● EXERCISE DIRECTIONS:
Locate every line below that contains the word "edge" and copy it.

= = = = = = =

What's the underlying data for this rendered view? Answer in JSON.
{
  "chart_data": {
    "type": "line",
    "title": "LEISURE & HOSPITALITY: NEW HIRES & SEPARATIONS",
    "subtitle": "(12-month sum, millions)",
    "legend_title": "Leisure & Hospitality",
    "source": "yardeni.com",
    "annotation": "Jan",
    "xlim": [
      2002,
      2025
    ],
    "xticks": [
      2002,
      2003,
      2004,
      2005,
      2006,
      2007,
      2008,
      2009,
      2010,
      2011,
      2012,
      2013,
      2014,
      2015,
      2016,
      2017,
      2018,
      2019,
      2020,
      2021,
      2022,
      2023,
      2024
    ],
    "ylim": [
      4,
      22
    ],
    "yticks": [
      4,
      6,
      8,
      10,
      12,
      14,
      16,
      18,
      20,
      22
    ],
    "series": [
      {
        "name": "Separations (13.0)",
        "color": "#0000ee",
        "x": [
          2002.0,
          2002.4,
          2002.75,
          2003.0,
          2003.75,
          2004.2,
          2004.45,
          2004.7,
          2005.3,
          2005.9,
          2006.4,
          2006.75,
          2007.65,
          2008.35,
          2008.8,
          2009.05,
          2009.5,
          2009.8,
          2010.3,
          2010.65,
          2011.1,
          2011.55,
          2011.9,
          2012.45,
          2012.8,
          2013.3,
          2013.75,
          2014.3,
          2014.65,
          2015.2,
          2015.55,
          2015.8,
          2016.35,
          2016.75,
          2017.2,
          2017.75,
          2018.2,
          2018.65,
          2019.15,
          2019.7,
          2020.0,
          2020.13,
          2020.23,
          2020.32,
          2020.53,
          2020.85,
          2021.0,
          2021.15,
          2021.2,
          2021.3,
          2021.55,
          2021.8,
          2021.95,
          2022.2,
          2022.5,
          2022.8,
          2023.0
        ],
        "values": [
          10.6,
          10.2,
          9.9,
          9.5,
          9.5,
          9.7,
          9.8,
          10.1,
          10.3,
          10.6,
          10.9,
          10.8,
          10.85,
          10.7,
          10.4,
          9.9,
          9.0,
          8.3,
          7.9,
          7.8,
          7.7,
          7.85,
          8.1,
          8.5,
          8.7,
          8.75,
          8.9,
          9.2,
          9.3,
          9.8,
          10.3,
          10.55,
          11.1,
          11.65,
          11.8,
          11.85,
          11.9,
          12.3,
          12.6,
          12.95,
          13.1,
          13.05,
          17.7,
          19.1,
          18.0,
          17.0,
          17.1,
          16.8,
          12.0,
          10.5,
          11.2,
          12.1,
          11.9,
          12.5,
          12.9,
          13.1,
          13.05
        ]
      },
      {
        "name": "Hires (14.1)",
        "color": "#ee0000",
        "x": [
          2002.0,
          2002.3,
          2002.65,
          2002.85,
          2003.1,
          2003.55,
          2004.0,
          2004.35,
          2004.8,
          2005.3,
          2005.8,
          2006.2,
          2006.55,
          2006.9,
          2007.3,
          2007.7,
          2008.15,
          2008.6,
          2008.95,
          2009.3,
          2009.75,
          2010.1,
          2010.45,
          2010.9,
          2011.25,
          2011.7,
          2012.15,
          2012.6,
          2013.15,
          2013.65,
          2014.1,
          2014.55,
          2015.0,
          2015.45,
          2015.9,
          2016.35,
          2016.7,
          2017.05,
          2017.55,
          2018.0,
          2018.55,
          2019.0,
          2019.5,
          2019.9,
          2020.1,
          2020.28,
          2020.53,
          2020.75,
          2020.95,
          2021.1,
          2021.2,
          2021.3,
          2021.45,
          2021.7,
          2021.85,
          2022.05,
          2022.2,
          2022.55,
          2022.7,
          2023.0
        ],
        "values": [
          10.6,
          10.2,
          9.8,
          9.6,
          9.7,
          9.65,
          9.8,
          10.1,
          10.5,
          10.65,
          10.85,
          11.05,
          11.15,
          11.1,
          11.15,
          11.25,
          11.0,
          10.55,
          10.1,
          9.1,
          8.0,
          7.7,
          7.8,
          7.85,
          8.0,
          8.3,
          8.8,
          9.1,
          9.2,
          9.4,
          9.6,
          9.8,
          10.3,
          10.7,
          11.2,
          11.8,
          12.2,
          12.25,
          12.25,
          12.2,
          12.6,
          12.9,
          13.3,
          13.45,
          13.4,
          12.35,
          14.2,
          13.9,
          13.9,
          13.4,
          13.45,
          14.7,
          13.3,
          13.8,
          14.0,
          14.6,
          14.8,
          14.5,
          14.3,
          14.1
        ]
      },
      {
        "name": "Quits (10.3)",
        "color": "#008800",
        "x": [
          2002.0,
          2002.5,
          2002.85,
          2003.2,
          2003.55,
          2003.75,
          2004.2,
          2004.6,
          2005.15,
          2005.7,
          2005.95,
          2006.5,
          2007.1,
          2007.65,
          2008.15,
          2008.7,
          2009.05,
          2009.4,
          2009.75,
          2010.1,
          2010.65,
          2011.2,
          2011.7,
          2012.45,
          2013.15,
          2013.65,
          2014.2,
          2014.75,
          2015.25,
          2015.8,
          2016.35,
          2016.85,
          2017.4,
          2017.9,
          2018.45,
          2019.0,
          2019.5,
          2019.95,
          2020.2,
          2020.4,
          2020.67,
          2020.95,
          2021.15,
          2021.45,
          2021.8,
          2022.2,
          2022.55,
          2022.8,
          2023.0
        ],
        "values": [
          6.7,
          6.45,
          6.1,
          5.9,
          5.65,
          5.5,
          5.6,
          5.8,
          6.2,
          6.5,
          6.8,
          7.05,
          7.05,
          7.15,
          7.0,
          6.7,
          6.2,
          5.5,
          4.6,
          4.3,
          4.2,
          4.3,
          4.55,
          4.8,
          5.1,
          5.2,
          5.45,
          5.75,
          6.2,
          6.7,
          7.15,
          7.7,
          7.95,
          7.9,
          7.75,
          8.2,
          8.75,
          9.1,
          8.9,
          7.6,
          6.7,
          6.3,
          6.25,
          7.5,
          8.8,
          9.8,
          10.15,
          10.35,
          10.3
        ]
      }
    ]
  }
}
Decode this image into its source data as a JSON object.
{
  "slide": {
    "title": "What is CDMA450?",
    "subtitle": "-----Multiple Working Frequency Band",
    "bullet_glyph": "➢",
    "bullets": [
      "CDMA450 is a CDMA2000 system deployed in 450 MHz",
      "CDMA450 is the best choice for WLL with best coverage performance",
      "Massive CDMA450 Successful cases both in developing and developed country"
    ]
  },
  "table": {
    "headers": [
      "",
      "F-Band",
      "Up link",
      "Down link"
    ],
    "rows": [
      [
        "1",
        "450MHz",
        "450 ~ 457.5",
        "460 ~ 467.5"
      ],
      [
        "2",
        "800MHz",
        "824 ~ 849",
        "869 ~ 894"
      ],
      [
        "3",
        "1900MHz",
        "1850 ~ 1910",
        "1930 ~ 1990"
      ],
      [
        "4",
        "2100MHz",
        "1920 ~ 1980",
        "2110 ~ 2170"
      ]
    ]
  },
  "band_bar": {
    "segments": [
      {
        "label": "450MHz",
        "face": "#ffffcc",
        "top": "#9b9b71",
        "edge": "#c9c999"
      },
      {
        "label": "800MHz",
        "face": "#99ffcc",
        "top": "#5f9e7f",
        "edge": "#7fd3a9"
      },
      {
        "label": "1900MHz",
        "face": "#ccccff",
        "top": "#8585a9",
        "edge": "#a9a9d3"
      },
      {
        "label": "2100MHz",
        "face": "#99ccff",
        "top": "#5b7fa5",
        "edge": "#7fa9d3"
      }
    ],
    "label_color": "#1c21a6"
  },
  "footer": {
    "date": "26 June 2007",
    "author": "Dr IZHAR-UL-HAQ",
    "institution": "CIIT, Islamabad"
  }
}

= = = = = = =

● EXERCISE RESULT:
        "edge": "#c9c999"
        "edge": "#7fd3a9"
        "edge": "#a9a9d3"
        "edge": "#7fa9d3"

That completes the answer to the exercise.